_DIRECTION_. In the forum thread about blockchain confirmations, how many confirmations do most crypto exchanges require per transaction before they credit it?

> These statements directly contradict each other.

They don't contradict each other at all.

> Once block 26 comes online, block 6 is a permanent feature of the blockchain.

What defines the 'blockchain'? It's the chain with the most work. Outside of a centralized checkpointing mechanism, the only definition of the valid blockchain is the one with the most work behind it.

> They do; for a transaction to be revocable means you haven't accepted that it went through. If every block is revocable indefinitely, then you can't say that 20 confirmations confirm a block, because they don't.

From the blockchain perspective a block with a confirmation is confirmed. But everyone else can make new rules on top regarding payments: Do you consider most crypto exchanges to not support "Bitcoin" since they require 6 confirmations per transaction before they credit it?

> With a consensus of decentralized, less-than-perfectly-synchronized miners, you'd want a fuzzier boundary -- which is what "wait for 20 following transactions" provides.

This is done to raise the cost of reversing the transaction (the more confirmations deep, the more expensive your attack needs to be).

>> With a consensus of decentralized, less-than-perfectly-synchronized miners, you'd want a fuzzier boundary -- which is what "wait for 20 following transactions" provides.

> This is done to raise the cost of reversing the transaction (the more confirmations deep, the more expensive your attack needs to be).

No, it isn't done at all. You state as much:

> From the blockchain perspective a block with a confirmation is confirmed.

[Dataset entries]

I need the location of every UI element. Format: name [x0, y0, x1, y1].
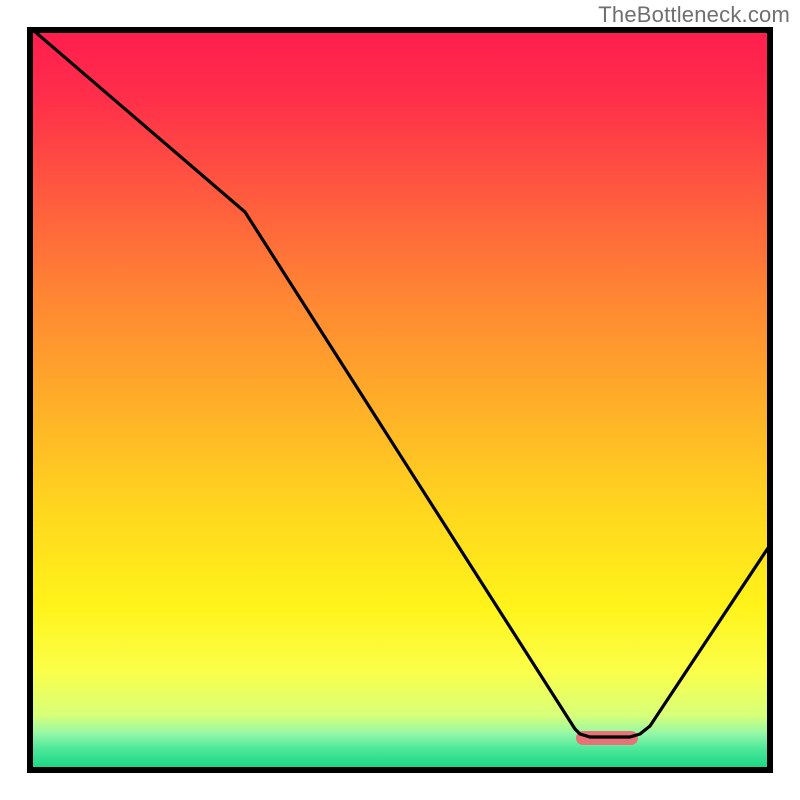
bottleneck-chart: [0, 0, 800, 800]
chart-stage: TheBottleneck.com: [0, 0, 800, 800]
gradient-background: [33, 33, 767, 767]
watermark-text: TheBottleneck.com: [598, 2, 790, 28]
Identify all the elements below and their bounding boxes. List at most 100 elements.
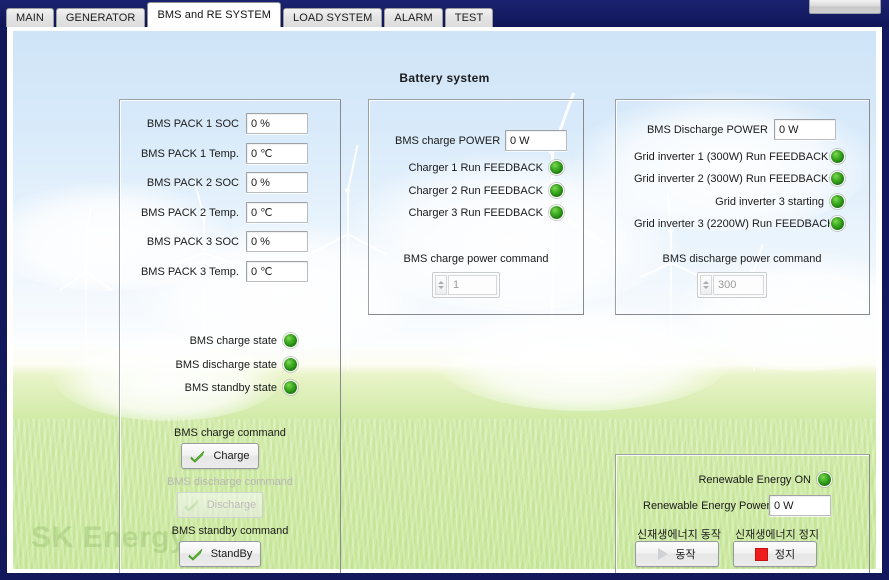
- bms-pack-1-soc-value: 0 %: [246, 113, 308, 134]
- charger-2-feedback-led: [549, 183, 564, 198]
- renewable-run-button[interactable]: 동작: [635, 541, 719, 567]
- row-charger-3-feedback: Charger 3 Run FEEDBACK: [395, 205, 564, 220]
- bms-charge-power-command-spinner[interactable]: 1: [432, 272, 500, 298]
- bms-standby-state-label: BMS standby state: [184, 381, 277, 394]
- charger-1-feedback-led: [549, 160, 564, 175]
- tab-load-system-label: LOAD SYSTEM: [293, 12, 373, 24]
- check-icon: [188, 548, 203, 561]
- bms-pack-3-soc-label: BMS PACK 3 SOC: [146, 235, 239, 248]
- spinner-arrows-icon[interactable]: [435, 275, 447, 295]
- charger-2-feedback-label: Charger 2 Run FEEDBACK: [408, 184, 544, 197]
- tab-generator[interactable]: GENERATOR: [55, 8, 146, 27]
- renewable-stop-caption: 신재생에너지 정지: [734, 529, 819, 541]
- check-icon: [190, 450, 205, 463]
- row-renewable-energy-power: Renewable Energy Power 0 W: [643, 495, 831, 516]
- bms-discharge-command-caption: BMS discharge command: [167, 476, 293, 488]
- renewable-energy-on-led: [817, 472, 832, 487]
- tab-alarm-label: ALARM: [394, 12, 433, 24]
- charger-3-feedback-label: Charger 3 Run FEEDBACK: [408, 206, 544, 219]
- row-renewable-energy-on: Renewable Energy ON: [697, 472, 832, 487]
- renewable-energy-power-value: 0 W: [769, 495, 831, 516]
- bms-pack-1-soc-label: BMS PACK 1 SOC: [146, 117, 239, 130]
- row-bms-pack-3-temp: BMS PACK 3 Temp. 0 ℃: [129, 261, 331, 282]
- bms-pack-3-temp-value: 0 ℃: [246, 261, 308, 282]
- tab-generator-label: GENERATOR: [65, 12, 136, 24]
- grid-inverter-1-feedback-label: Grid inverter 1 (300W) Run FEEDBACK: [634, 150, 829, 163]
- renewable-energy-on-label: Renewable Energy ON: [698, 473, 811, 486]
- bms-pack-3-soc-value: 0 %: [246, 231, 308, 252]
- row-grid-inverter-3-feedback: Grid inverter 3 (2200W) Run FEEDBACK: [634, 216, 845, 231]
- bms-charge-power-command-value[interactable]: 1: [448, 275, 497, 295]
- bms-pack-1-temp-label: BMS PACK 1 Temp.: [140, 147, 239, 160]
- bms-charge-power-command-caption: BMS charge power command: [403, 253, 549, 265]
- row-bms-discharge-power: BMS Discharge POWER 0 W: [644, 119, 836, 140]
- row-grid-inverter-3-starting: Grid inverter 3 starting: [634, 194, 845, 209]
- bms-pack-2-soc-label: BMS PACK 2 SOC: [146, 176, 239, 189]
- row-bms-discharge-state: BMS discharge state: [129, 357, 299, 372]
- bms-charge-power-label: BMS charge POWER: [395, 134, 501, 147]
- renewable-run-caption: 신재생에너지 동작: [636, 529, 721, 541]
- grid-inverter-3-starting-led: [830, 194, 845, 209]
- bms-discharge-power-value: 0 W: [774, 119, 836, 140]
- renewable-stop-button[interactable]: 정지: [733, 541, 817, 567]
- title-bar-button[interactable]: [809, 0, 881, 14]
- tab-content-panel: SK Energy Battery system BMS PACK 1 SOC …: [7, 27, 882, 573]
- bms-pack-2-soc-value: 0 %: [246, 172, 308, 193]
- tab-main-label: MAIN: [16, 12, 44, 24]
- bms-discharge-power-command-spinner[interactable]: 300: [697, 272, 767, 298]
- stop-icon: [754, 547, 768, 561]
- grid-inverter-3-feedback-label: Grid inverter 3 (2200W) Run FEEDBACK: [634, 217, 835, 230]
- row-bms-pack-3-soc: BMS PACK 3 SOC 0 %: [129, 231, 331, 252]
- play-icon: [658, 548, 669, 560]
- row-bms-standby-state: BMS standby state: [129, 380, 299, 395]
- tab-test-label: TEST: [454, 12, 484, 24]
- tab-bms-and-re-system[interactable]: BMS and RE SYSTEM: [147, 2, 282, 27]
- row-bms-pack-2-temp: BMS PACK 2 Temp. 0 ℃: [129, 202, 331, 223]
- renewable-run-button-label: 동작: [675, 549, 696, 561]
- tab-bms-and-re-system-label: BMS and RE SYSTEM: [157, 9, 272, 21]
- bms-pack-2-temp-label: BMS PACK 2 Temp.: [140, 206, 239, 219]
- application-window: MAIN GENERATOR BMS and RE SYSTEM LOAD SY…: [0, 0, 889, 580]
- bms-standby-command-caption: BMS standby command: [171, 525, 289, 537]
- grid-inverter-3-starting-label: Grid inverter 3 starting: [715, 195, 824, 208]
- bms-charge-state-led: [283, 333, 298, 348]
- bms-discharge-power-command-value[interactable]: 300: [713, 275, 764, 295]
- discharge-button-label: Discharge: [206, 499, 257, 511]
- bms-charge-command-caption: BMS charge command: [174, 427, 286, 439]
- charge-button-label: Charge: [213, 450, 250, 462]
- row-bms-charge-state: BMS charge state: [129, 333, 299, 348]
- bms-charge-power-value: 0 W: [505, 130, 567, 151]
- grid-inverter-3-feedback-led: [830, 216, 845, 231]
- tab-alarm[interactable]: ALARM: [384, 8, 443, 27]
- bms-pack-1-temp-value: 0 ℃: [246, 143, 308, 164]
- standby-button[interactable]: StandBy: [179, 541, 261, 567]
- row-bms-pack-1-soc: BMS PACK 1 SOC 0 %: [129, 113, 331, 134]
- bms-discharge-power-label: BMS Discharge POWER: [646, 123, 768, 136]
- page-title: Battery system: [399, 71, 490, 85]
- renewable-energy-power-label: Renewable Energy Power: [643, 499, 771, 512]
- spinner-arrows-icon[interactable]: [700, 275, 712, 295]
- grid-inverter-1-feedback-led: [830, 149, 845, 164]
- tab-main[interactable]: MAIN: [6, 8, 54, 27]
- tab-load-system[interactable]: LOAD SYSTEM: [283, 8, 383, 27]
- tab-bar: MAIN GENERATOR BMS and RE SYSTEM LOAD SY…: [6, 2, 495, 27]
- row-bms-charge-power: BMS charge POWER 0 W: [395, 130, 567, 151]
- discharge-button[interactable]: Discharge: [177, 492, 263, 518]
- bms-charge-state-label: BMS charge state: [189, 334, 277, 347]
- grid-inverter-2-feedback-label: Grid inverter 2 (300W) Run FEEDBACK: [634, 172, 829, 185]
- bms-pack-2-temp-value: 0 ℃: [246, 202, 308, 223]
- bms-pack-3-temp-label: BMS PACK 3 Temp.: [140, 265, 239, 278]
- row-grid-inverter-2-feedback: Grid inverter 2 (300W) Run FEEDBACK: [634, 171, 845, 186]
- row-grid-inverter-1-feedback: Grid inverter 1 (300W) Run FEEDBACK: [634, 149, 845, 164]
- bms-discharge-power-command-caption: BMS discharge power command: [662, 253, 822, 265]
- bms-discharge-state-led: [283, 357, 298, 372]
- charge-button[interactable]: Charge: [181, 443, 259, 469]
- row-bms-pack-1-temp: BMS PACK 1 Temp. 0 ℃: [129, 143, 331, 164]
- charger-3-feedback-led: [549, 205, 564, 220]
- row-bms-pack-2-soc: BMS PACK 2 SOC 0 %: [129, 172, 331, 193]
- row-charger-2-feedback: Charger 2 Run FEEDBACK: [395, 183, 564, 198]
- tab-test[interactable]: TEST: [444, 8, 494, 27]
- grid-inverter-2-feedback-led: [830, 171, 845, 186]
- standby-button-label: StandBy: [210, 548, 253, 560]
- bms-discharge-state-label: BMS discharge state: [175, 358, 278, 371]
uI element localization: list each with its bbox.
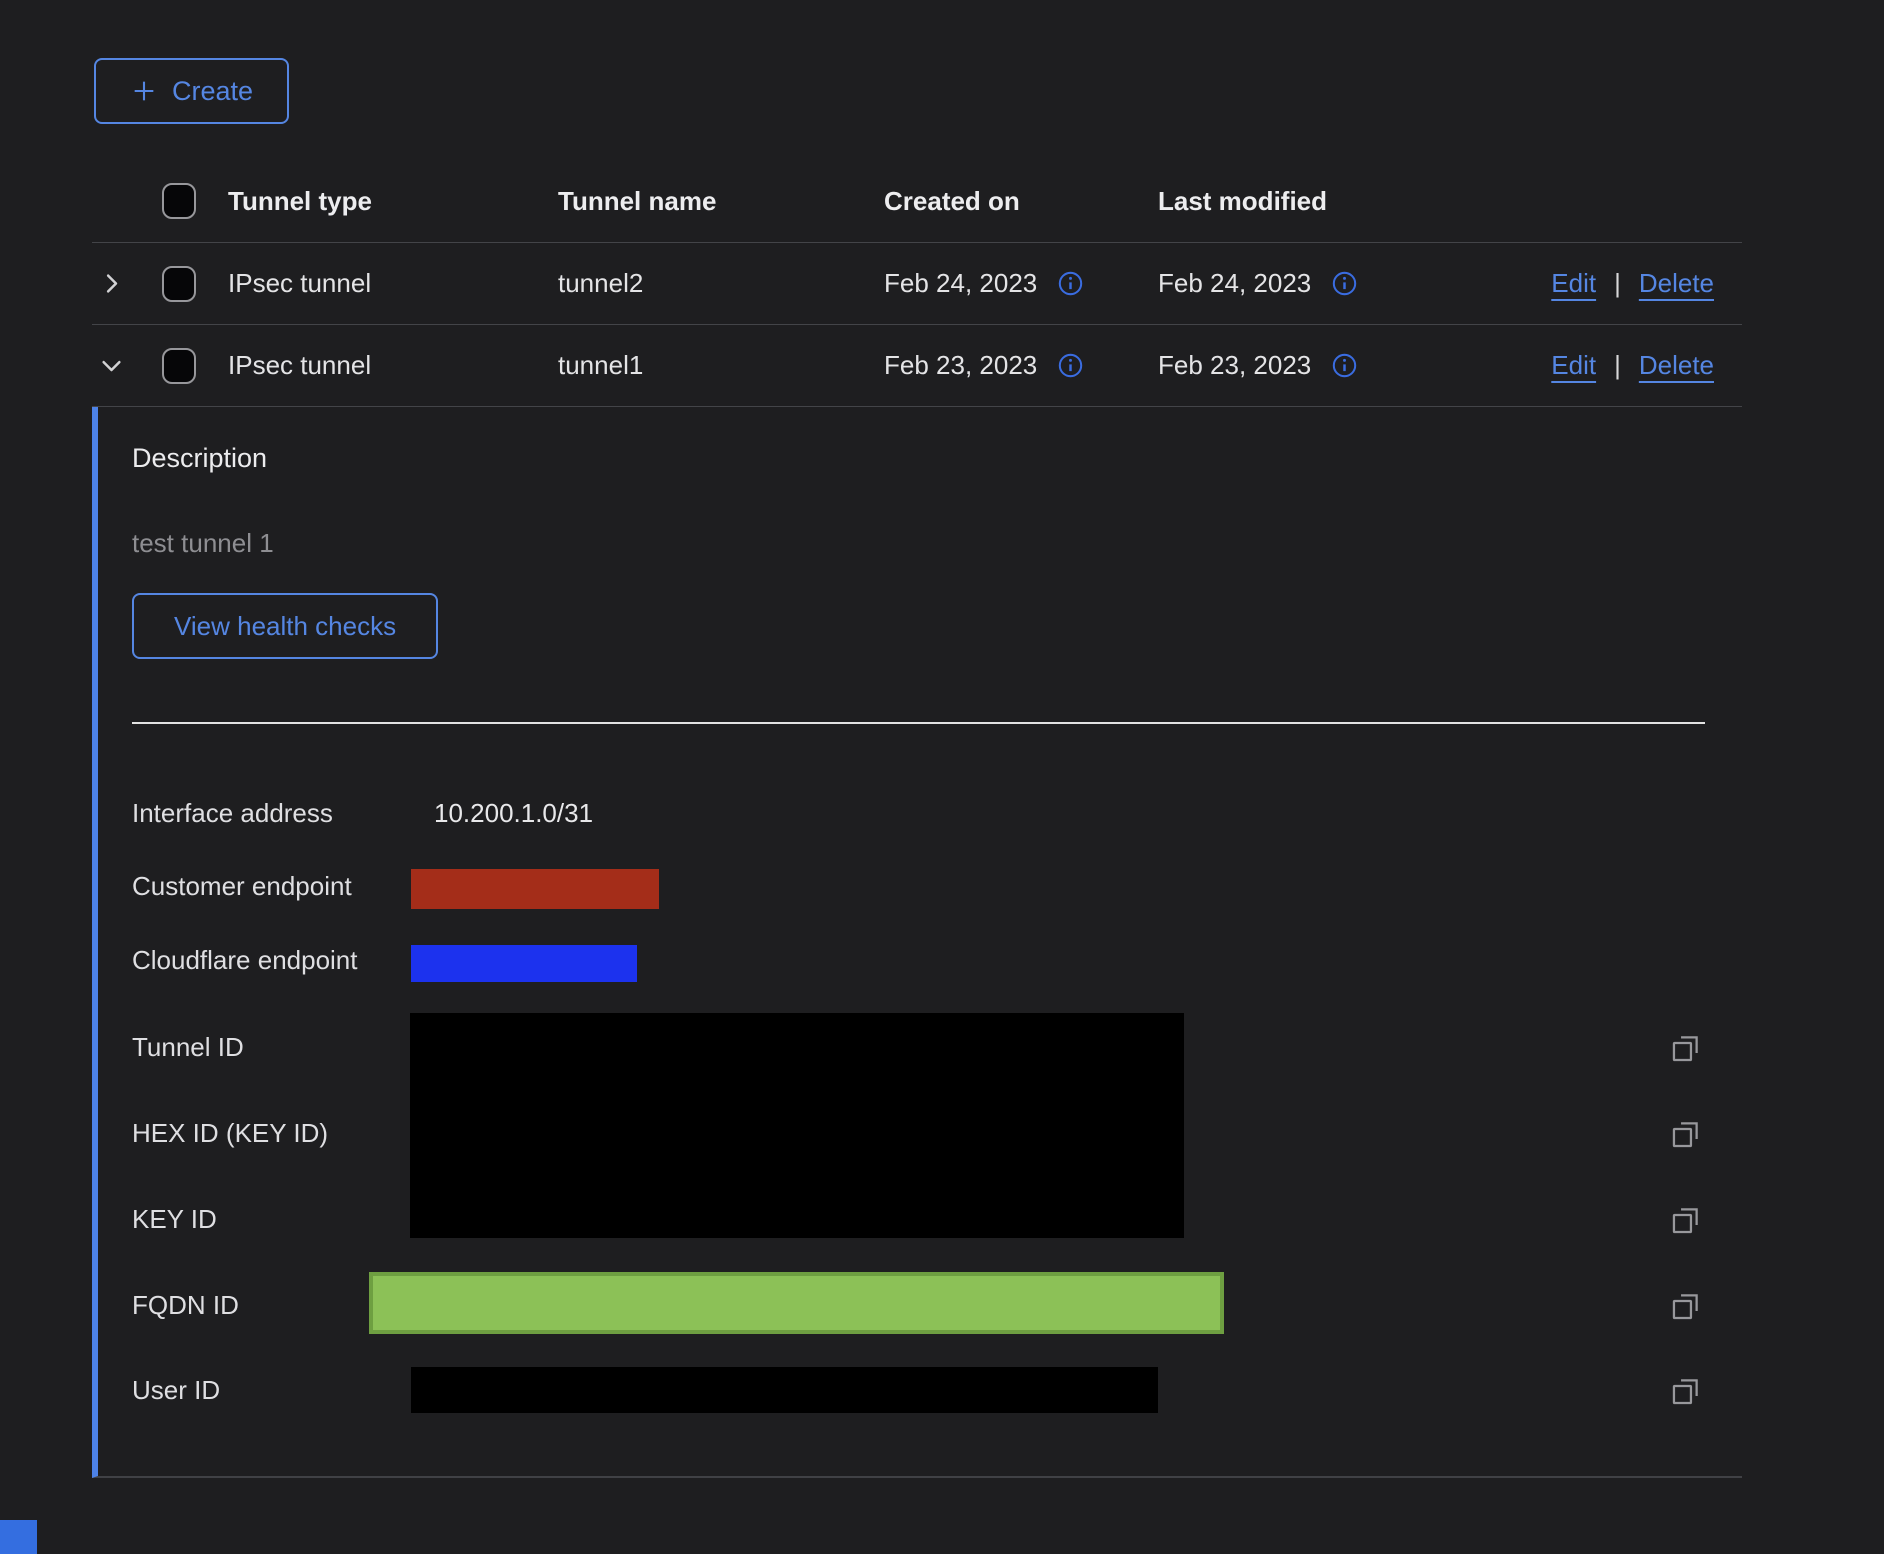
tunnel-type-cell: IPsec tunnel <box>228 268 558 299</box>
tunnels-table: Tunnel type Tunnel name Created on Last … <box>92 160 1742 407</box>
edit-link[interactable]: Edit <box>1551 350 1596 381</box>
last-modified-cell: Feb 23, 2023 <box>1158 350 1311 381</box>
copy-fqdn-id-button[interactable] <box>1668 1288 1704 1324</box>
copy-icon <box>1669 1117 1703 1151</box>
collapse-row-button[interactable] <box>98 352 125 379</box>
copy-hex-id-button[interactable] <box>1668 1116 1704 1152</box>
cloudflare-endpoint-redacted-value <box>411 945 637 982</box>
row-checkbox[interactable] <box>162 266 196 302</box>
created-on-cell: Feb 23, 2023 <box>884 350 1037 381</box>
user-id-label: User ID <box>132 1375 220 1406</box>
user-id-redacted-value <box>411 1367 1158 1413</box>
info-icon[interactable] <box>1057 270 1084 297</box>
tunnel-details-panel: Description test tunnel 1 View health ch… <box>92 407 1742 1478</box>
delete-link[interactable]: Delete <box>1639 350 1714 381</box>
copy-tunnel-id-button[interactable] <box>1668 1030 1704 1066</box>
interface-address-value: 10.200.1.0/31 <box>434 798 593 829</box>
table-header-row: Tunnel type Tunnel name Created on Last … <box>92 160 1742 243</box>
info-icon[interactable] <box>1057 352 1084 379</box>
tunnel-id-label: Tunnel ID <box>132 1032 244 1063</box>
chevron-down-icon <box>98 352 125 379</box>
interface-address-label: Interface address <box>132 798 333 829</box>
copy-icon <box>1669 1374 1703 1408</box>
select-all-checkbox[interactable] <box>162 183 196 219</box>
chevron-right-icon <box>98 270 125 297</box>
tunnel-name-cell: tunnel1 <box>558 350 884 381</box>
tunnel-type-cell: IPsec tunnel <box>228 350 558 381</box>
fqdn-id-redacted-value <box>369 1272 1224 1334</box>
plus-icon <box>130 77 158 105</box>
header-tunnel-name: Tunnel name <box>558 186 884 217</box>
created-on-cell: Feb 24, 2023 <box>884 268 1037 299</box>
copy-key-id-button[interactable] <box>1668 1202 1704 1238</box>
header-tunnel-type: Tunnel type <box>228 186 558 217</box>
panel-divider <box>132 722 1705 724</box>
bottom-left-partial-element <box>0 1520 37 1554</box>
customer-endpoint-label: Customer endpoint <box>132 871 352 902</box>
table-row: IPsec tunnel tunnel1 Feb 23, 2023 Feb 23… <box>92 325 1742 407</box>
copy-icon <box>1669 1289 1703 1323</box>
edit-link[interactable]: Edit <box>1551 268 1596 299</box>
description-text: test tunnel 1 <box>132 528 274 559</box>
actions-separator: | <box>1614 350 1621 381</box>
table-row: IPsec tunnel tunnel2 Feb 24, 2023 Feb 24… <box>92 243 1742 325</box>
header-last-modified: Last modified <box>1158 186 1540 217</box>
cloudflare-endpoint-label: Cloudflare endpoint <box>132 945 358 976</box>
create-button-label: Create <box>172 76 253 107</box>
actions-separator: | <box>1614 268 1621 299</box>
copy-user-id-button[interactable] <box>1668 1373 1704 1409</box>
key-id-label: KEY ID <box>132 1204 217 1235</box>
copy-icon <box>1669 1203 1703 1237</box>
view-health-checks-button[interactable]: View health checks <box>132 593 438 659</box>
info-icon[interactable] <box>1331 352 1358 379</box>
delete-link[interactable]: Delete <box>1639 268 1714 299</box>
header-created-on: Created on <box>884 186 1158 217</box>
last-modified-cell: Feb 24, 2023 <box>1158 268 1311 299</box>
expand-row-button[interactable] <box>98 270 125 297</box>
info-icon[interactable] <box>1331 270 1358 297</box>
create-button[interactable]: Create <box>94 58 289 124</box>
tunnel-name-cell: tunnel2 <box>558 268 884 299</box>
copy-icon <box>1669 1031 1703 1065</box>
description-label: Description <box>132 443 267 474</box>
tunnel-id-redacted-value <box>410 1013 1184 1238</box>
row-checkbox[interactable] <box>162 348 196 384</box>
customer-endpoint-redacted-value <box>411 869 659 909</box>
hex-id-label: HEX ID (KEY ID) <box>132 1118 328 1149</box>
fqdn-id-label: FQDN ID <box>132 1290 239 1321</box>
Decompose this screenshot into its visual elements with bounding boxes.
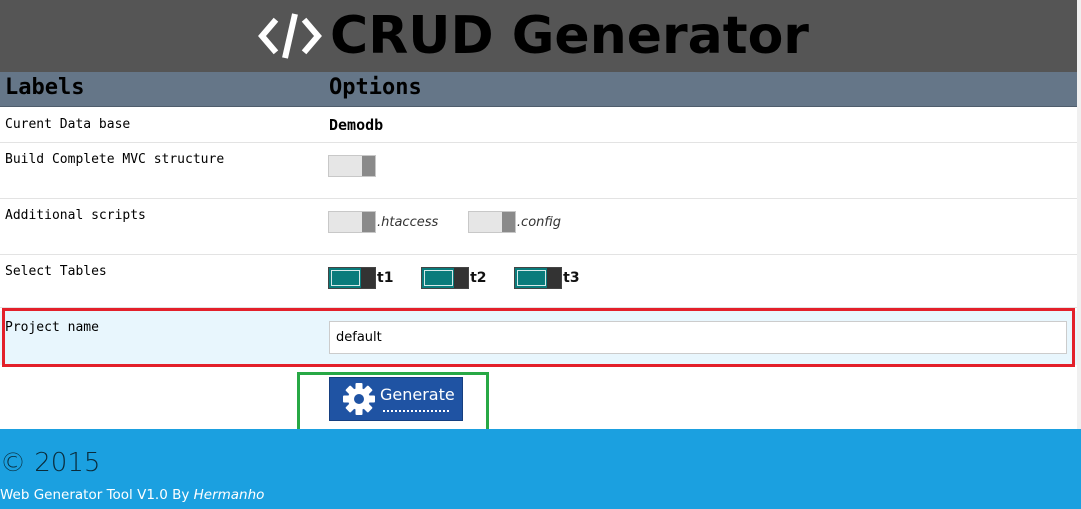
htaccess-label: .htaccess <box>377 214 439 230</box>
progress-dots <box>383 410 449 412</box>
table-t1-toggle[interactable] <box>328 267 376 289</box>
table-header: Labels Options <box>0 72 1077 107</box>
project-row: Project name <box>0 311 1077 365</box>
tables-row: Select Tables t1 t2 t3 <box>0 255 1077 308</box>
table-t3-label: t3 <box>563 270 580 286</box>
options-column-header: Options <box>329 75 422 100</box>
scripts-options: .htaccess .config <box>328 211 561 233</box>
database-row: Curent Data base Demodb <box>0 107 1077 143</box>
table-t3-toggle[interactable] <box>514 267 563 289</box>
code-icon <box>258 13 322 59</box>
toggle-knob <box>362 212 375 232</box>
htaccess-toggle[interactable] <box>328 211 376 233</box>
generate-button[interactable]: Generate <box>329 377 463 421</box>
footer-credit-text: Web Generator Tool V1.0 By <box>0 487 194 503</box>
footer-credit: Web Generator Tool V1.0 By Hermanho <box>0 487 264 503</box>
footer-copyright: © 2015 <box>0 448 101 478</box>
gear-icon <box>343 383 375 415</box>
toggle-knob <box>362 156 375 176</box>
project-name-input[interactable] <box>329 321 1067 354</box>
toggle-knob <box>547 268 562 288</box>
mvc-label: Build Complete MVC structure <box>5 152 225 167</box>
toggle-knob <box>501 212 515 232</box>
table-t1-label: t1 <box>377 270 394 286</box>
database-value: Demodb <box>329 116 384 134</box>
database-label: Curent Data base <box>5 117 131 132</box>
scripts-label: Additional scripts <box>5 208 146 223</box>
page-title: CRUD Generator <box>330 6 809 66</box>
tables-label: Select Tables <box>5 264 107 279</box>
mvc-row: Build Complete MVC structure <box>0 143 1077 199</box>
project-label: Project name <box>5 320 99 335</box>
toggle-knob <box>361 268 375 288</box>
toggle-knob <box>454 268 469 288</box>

_EXERCISE OUTPUT_. Six confirmations.